* [Records shown]:
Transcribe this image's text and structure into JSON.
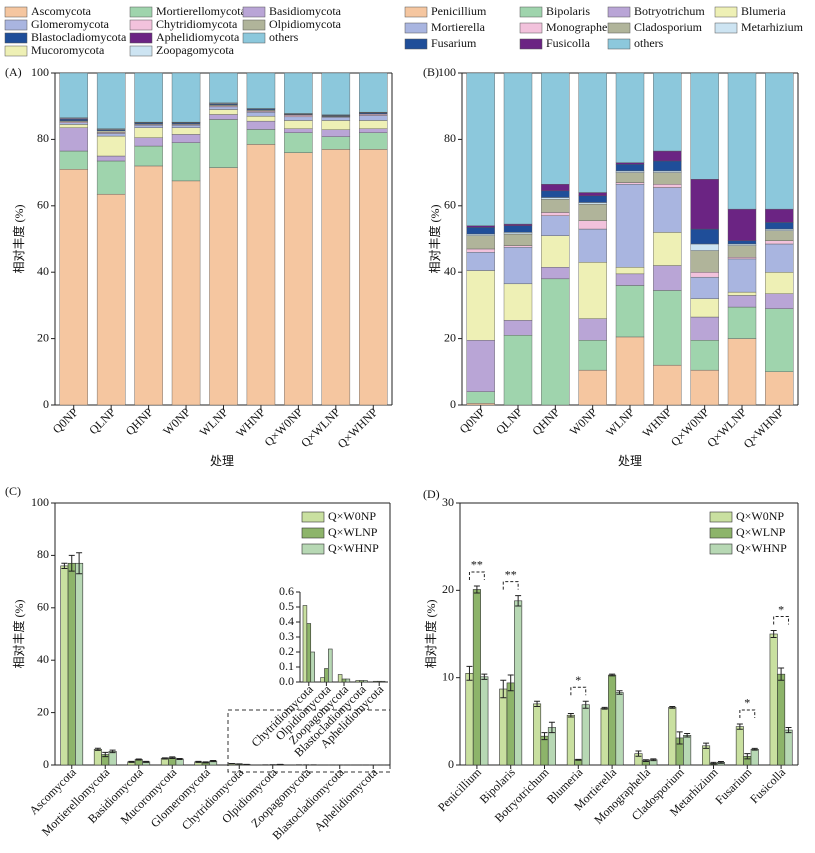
{
  "chart_data": [
    {
      "type": "stacked_bar",
      "title": "(A)",
      "x_label": "处理",
      "y_label": "相对丰度 (%)",
      "categories": [
        "Q0NP",
        "QLNP",
        "QHNP",
        "W0NP",
        "WLNP",
        "WHNP",
        "Q×W0NP",
        "Q×WLNP",
        "Q×WHNP"
      ],
      "ylim": [
        0,
        100
      ],
      "yticks": [
        0,
        20,
        40,
        60,
        80,
        100
      ],
      "legend": "above",
      "series": [
        {
          "name": "Ascomycota",
          "color": "#f5c6a0",
          "values": [
            71,
            63.5,
            72,
            67.5,
            71.5,
            78.5,
            76,
            77,
            77
          ]
        },
        {
          "name": "Mortierellomycota",
          "color": "#9fd4ad",
          "values": [
            5.5,
            10,
            6,
            11.5,
            14.5,
            4.5,
            6,
            3.8,
            5
          ]
        },
        {
          "name": "Basidiomycota",
          "color": "#b9a5d6",
          "values": [
            7,
            1.5,
            2.5,
            2.5,
            1.5,
            2.5,
            1.2,
            2.1,
            1.2
          ]
        },
        {
          "name": "Mucoromycota",
          "color": "#eef0b5",
          "values": [
            1,
            6,
            3,
            2,
            1.5,
            1.5,
            2.5,
            2.8,
            2.5
          ]
        },
        {
          "name": "Glomeromycota",
          "color": "#a9b5e0",
          "values": [
            0.5,
            0.8,
            0.8,
            0.8,
            0.8,
            1.2,
            1.1,
            1,
            1.5
          ]
        },
        {
          "name": "Chytridiomycota",
          "color": "#f2c2dc",
          "values": [
            0.3,
            0.3,
            0.2,
            0.2,
            0.3,
            0.3,
            0.5,
            0.1,
            0.4
          ]
        },
        {
          "name": "Olpidiomycota",
          "color": "#b0b49a",
          "values": [
            0.3,
            0.5,
            0.2,
            0.2,
            0.3,
            0.3,
            0.1,
            0.2,
            0.1
          ]
        },
        {
          "name": "Blastocladiomycota",
          "color": "#1f4e99",
          "values": [
            0.5,
            0.3,
            0.3,
            0.3,
            0.3,
            0.3,
            0.2,
            0.2,
            0.3
          ]
        },
        {
          "name": "Aphelidiomycota",
          "color": "#6b2483",
          "values": [
            0.2,
            0.1,
            0.1,
            0.1,
            0.1,
            0.1,
            0.1,
            0.1,
            0.1
          ]
        },
        {
          "name": "Zoopagomycota",
          "color": "#cde4f2",
          "values": [
            0.2,
            0.2,
            0.1,
            0.1,
            0.2,
            0.1,
            0.1,
            0.1,
            0.1
          ]
        },
        {
          "name": "others",
          "color": "#8cc8dc",
          "values": [
            13.5,
            16.8,
            14.8,
            14.8,
            9,
            10.7,
            12.2,
            12.6,
            11.8
          ]
        }
      ]
    },
    {
      "type": "stacked_bar",
      "title": "(B)",
      "x_label": "处理",
      "y_label": "相对丰度 (%)",
      "categories": [
        "Q0NP",
        "QLNP",
        "QHNP",
        "W0NP",
        "WLNP",
        "WHNP",
        "Q×W0NP",
        "Q×WLNP",
        "Q×WHNP"
      ],
      "ylim": [
        0,
        100
      ],
      "yticks": [
        0,
        20,
        40,
        60,
        80,
        100
      ],
      "legend": "above",
      "series": [
        {
          "name": "Penicillium",
          "color": "#f5c6a0",
          "values": [
            0.5,
            0,
            0,
            10.5,
            20.5,
            12,
            10.5,
            20,
            10
          ]
        },
        {
          "name": "Bipolaris",
          "color": "#9fd4ad",
          "values": [
            3.5,
            21,
            38,
            9,
            15.5,
            22.5,
            9,
            9.5,
            19
          ]
        },
        {
          "name": "Botryotrichum",
          "color": "#b9a5d6",
          "values": [
            15.5,
            4.5,
            3.5,
            6.5,
            3.5,
            7.5,
            7,
            3.5,
            4.5
          ]
        },
        {
          "name": "Blumeria",
          "color": "#eef0b5",
          "values": [
            21,
            11,
            9.5,
            17,
            2,
            10,
            5.5,
            1,
            6.5
          ]
        },
        {
          "name": "Mortierella",
          "color": "#a9b5e0",
          "values": [
            5.5,
            11,
            6,
            10,
            25,
            13.5,
            6.5,
            10,
            8.5
          ]
        },
        {
          "name": "Monographella",
          "color": "#f2c2dc",
          "values": [
            1,
            0.5,
            1,
            2.5,
            0.5,
            1,
            1.5,
            0.5,
            1
          ]
        },
        {
          "name": "Cladosporium",
          "color": "#b0b49a",
          "values": [
            4,
            3.5,
            4,
            5,
            3,
            3.5,
            6.5,
            3.5,
            3
          ]
        },
        {
          "name": "Metarhizium",
          "color": "#cde4f2",
          "values": [
            0.5,
            0.5,
            0.5,
            0.5,
            0.5,
            0.5,
            2,
            0.5,
            0.5
          ]
        },
        {
          "name": "Fusarium",
          "color": "#1f4e99",
          "values": [
            2,
            2,
            2,
            2,
            2,
            3,
            4.5,
            1,
            2
          ]
        },
        {
          "name": "Fusicolla",
          "color": "#6b2483",
          "values": [
            0.5,
            0.5,
            2,
            1,
            0.5,
            3,
            15,
            9.5,
            4
          ]
        },
        {
          "name": "others",
          "color": "#8cc8dc",
          "values": [
            46,
            45.5,
            33.5,
            36,
            27,
            23.5,
            32,
            41,
            41
          ]
        }
      ]
    },
    {
      "type": "grouped_bar",
      "title": "(C)",
      "y_label": "相对丰度 (%)",
      "categories": [
        "Ascomycota",
        "Mortierellomycota",
        "Basidiomycota",
        "Mucoromycota",
        "Glomeromycota",
        "Chytridiomycota",
        "Olpidiomycota",
        "Zoopagomycota",
        "Blastocladiomycota",
        "Aphelidiomycota"
      ],
      "ylim": [
        0,
        100
      ],
      "yticks": [
        0,
        20,
        40,
        60,
        80,
        100
      ],
      "legend": "upper right",
      "series": [
        {
          "name": "Q×W0NP",
          "color": "#c9e0a0",
          "values": [
            76,
            6,
            1.2,
            2.5,
            1.2,
            0.51,
            0.03,
            0.05,
            0.01,
            0.005
          ],
          "errors": [
            1,
            0.4,
            0.2,
            0.2,
            0.2,
            0.05,
            0.01,
            0.01,
            0.005,
            0.002
          ]
        },
        {
          "name": "Q×WLNP",
          "color": "#8db46a",
          "values": [
            77,
            4,
            2.1,
            2.8,
            1,
            0.39,
            0.09,
            0.02,
            0.01,
            0.005
          ],
          "errors": [
            3,
            0.8,
            0.2,
            0.3,
            0.2,
            0.05,
            0.01,
            0.01,
            0.005,
            0.002
          ]
        },
        {
          "name": "Q×WHNP",
          "color": "#b7d8b4",
          "values": [
            77,
            5.2,
            1.2,
            2.3,
            1.5,
            0.2,
            0.22,
            0.02,
            0.01,
            0.005
          ],
          "errors": [
            4,
            0.5,
            0.2,
            0.2,
            0.2,
            0.05,
            0.01,
            0.01,
            0.005,
            0.002
          ]
        }
      ]
    },
    {
      "type": "grouped_bar",
      "categories": [
        "Chytridiomycota",
        "Olpidiomycota",
        "Zoopagomycota",
        "Blastocladiomycota",
        "Aphelidiomycota"
      ],
      "ylim": [
        0,
        0.6
      ],
      "yticks": [
        {
          "value": 0,
          "label": "0.0"
        },
        0.1,
        0.2,
        0.3,
        0.4,
        0.5,
        0.6
      ],
      "series": [
        {
          "color": "#c9e0a0",
          "values": [
            0.51,
            0.03,
            0.05,
            0.01,
            0.005
          ]
        },
        {
          "color": "#8db46a",
          "values": [
            0.39,
            0.09,
            0.02,
            0.01,
            0.005
          ]
        },
        {
          "color": "#b7d8b4",
          "values": [
            0.2,
            0.22,
            0.02,
            0.01,
            0.005
          ]
        }
      ]
    },
    {
      "type": "grouped_bar",
      "title": "(D)",
      "y_label": "相对丰度 (%)",
      "categories": [
        "Penicillium",
        "Bipolaris",
        "Botryotrichum",
        "Blumeria",
        "Mortierella",
        "Monographella",
        "Cladosporium",
        "Metarhizium",
        "Fusarium",
        "Fusicolla"
      ],
      "ylim": [
        0,
        30
      ],
      "yticks": [
        0,
        10,
        20,
        30
      ],
      "legend": "upper right",
      "significance": [
        "**",
        "**",
        null,
        "*",
        null,
        null,
        null,
        null,
        "*",
        "*"
      ],
      "series": [
        {
          "name": "Q×W0NP",
          "color": "#c9e0a0",
          "values": [
            10.5,
            8.7,
            7,
            5.7,
            6.5,
            1.3,
            6.6,
            2.2,
            4.4,
            15
          ],
          "errors": [
            0.8,
            1,
            0.3,
            0.2,
            0.1,
            0.3,
            0.1,
            0.3,
            0.3,
            0.4
          ]
        },
        {
          "name": "Q×WLNP",
          "color": "#8db46a",
          "values": [
            20.1,
            9.4,
            3.3,
            0.6,
            10.3,
            0.5,
            3.1,
            0.2,
            1,
            10.4
          ],
          "errors": [
            0.4,
            0.9,
            0.4,
            0.05,
            0.1,
            0.1,
            0.7,
            0.1,
            0.3,
            0.7
          ]
        },
        {
          "name": "Q×WHNP",
          "color": "#b7d8b4",
          "values": [
            10.1,
            18.8,
            4.3,
            6.9,
            8.3,
            0.6,
            3.4,
            0.3,
            1.8,
            4
          ],
          "errors": [
            0.3,
            0.6,
            0.6,
            0.4,
            0.2,
            0.1,
            0.2,
            0.1,
            0.1,
            0.3
          ]
        }
      ]
    }
  ]
}
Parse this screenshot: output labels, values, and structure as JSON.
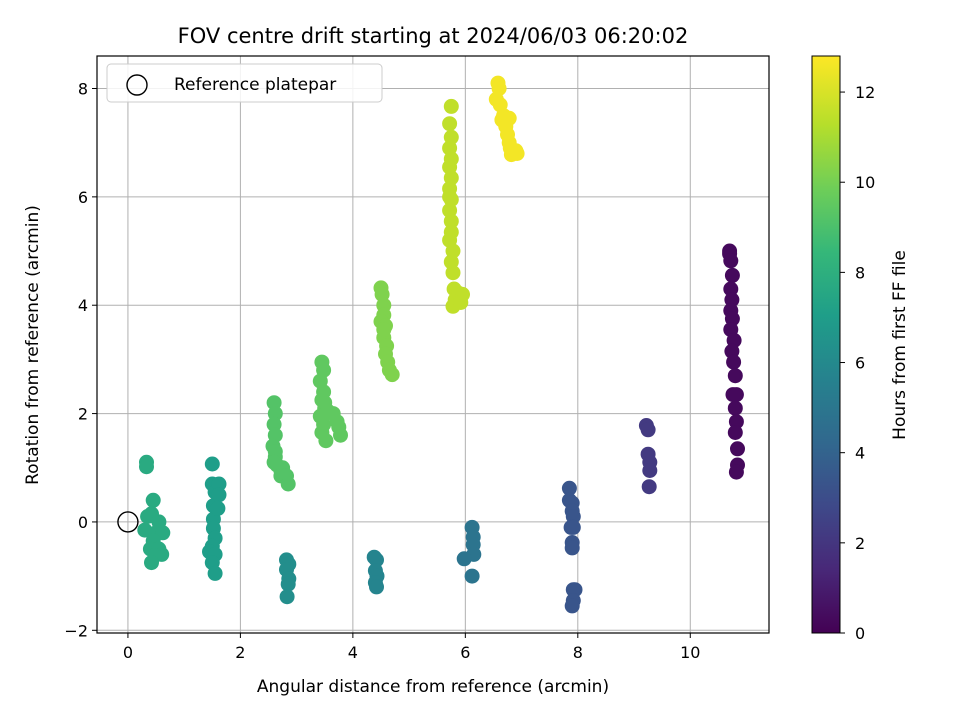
{
  "chart_data": {
    "type": "scatter",
    "title": "FOV centre drift starting at 2024/06/03 06:20:02",
    "xlabel": "Angular distance from reference (arcmin)",
    "ylabel": "Rotation from reference (arcmin)",
    "xlim": [
      -0.55,
      11.4
    ],
    "ylim": [
      -2.05,
      8.6
    ],
    "xticks": [
      0,
      2,
      4,
      6,
      8,
      10
    ],
    "yticks": [
      -2,
      0,
      2,
      4,
      6,
      8
    ],
    "grid": true,
    "legend": {
      "placement": "top-left",
      "entries": [
        "Reference platepar"
      ]
    },
    "reference_point": {
      "x": 0,
      "y": 0
    },
    "colorbar": {
      "label": "Hours from first FF file",
      "range": [
        0,
        12.8
      ],
      "ticks": [
        0,
        2,
        4,
        6,
        8,
        10,
        12
      ],
      "colormap": "viridis",
      "colors": [
        "#440154",
        "#482878",
        "#3e4989",
        "#31688e",
        "#26828e",
        "#1f9e89",
        "#35b779",
        "#6ece58",
        "#b5de2b",
        "#fde725"
      ]
    },
    "series": [
      {
        "hours": 0.3,
        "points": [
          [
            10.7,
            5.0
          ],
          [
            10.7,
            4.95
          ],
          [
            10.72,
            4.82
          ],
          [
            10.75,
            4.55
          ],
          [
            10.72,
            4.3
          ],
          [
            10.74,
            4.1
          ],
          [
            10.72,
            3.9
          ],
          [
            10.75,
            3.75
          ],
          [
            10.72,
            3.55
          ],
          [
            10.78,
            3.35
          ],
          [
            10.74,
            3.15
          ],
          [
            10.77,
            2.95
          ],
          [
            10.8,
            2.7
          ],
          [
            10.76,
            2.35
          ],
          [
            10.82,
            2.35
          ],
          [
            10.8,
            2.1
          ],
          [
            10.82,
            1.85
          ],
          [
            10.8,
            1.65
          ],
          [
            10.84,
            1.35
          ],
          [
            10.84,
            1.05
          ],
          [
            10.82,
            0.92
          ]
        ]
      },
      {
        "hours": 2.2,
        "points": [
          [
            9.22,
            1.78
          ],
          [
            9.25,
            1.7
          ],
          [
            9.25,
            1.25
          ],
          [
            9.28,
            1.1
          ],
          [
            9.28,
            0.95
          ],
          [
            9.27,
            0.65
          ]
        ]
      },
      {
        "hours": 3.4,
        "points": [
          [
            7.85,
            0.62
          ],
          [
            7.85,
            0.4
          ],
          [
            7.9,
            0.35
          ],
          [
            7.9,
            0.2
          ],
          [
            7.92,
            0.1
          ],
          [
            7.88,
            -0.1
          ],
          [
            7.92,
            -0.1
          ],
          [
            7.9,
            -0.38
          ],
          [
            7.9,
            -0.48
          ],
          [
            7.95,
            -1.25
          ],
          [
            7.92,
            -1.25
          ],
          [
            7.92,
            -1.45
          ],
          [
            7.9,
            -1.55
          ]
        ]
      },
      {
        "hours": 4.9,
        "points": [
          [
            6.12,
            -0.1
          ],
          [
            6.14,
            -0.28
          ],
          [
            6.14,
            -0.42
          ],
          [
            6.15,
            -0.6
          ],
          [
            5.98,
            -0.68
          ],
          [
            6.12,
            -1.0
          ]
        ]
      },
      {
        "hours": 5.8,
        "points": [
          [
            4.38,
            -0.65
          ],
          [
            4.42,
            -0.7
          ],
          [
            4.4,
            -0.9
          ],
          [
            4.43,
            -1.0
          ],
          [
            4.4,
            -1.12
          ],
          [
            4.42,
            -1.2
          ]
        ]
      },
      {
        "hours": 6.3,
        "points": [
          [
            2.82,
            -0.7
          ],
          [
            2.86,
            -0.78
          ],
          [
            2.82,
            -0.88
          ],
          [
            2.86,
            -1.05
          ],
          [
            2.85,
            -1.15
          ],
          [
            2.83,
            -1.38
          ]
        ]
      },
      {
        "hours": 7.1,
        "points": [
          [
            1.5,
            1.07
          ],
          [
            1.5,
            0.7
          ],
          [
            1.55,
            0.55
          ],
          [
            1.52,
            0.3
          ],
          [
            1.52,
            0.05
          ],
          [
            1.52,
            -0.12
          ],
          [
            1.55,
            -0.3
          ],
          [
            1.5,
            -0.45
          ],
          [
            1.45,
            -0.55
          ],
          [
            1.55,
            -0.6
          ],
          [
            1.5,
            -0.75
          ],
          [
            1.55,
            -0.95
          ],
          [
            1.62,
            0.7
          ],
          [
            1.62,
            0.5
          ],
          [
            1.6,
            0.25
          ]
        ]
      },
      {
        "hours": 7.8,
        "points": [
          [
            0.33,
            1.1
          ],
          [
            0.33,
            1.02
          ],
          [
            0.45,
            0.4
          ],
          [
            0.35,
            0.1
          ],
          [
            0.42,
            0.15
          ],
          [
            0.55,
            0.0
          ],
          [
            0.3,
            -0.15
          ],
          [
            0.5,
            -0.2
          ],
          [
            0.62,
            -0.2
          ],
          [
            0.45,
            -0.35
          ],
          [
            0.4,
            -0.5
          ],
          [
            0.55,
            -0.5
          ],
          [
            0.6,
            -0.6
          ],
          [
            0.48,
            -0.62
          ],
          [
            0.42,
            -0.75
          ]
        ]
      },
      {
        "hours": 9.3,
        "points": [
          [
            2.6,
            2.2
          ],
          [
            2.62,
            2.0
          ],
          [
            2.6,
            1.8
          ],
          [
            2.62,
            1.6
          ],
          [
            2.58,
            1.4
          ],
          [
            2.62,
            1.2
          ],
          [
            2.65,
            1.05
          ],
          [
            2.72,
            0.95
          ],
          [
            2.75,
            1.0
          ],
          [
            2.72,
            0.85
          ],
          [
            2.82,
            0.85
          ],
          [
            2.85,
            0.7
          ],
          [
            2.62,
            1.3
          ],
          [
            2.6,
            1.1
          ]
        ]
      },
      {
        "hours": 9.6,
        "points": [
          [
            3.45,
            2.95
          ],
          [
            3.48,
            2.8
          ],
          [
            3.42,
            2.6
          ],
          [
            3.48,
            2.4
          ],
          [
            3.45,
            2.25
          ],
          [
            3.5,
            2.1
          ],
          [
            3.42,
            1.95
          ],
          [
            3.48,
            1.8
          ],
          [
            3.45,
            1.65
          ],
          [
            3.52,
            1.5
          ],
          [
            3.65,
            2.0
          ],
          [
            3.72,
            1.85
          ],
          [
            3.75,
            1.75
          ],
          [
            3.78,
            1.6
          ],
          [
            3.5,
            2.2
          ],
          [
            3.55,
            2.05
          ]
        ]
      },
      {
        "hours": 10.3,
        "points": [
          [
            4.5,
            4.32
          ],
          [
            4.52,
            4.2
          ],
          [
            4.55,
            4.0
          ],
          [
            4.55,
            3.82
          ],
          [
            4.5,
            3.7
          ],
          [
            4.58,
            3.62
          ],
          [
            4.55,
            3.4
          ],
          [
            4.6,
            3.25
          ],
          [
            4.58,
            3.1
          ],
          [
            4.62,
            2.95
          ],
          [
            4.65,
            2.8
          ],
          [
            4.7,
            2.72
          ],
          [
            4.55,
            3.55
          ]
        ]
      },
      {
        "hours": 11.6,
        "points": [
          [
            5.75,
            7.67
          ],
          [
            5.72,
            7.35
          ],
          [
            5.75,
            7.1
          ],
          [
            5.72,
            6.9
          ],
          [
            5.75,
            6.7
          ],
          [
            5.72,
            6.55
          ],
          [
            5.75,
            6.35
          ],
          [
            5.72,
            6.15
          ],
          [
            5.75,
            5.95
          ],
          [
            5.72,
            5.75
          ],
          [
            5.75,
            5.55
          ],
          [
            5.75,
            5.35
          ],
          [
            5.72,
            5.2
          ],
          [
            5.78,
            5.0
          ],
          [
            5.75,
            4.8
          ],
          [
            5.78,
            4.6
          ],
          [
            5.8,
            4.3
          ],
          [
            5.82,
            4.1
          ],
          [
            5.78,
            3.98
          ],
          [
            5.88,
            4.22
          ],
          [
            5.95,
            4.2
          ],
          [
            5.92,
            4.05
          ],
          [
            5.72,
            6.0
          ]
        ]
      },
      {
        "hours": 12.6,
        "points": [
          [
            6.58,
            8.1
          ],
          [
            6.6,
            8.0
          ],
          [
            6.55,
            7.8
          ],
          [
            6.62,
            7.7
          ],
          [
            6.68,
            7.5
          ],
          [
            6.65,
            7.42
          ],
          [
            6.78,
            7.45
          ],
          [
            6.72,
            7.3
          ],
          [
            6.75,
            7.15
          ],
          [
            6.78,
            7.0
          ],
          [
            6.8,
            6.9
          ],
          [
            6.82,
            6.78
          ],
          [
            6.9,
            6.85
          ],
          [
            6.92,
            6.8
          ]
        ]
      }
    ]
  }
}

* [Objective]:
Pull out all lines containing the word "JSON" from the entries above.

* [Solution for this exercise]:
Transcribe this image's text and structure into JSON.
Parse this screenshot: output labels, values, and structure as JSON.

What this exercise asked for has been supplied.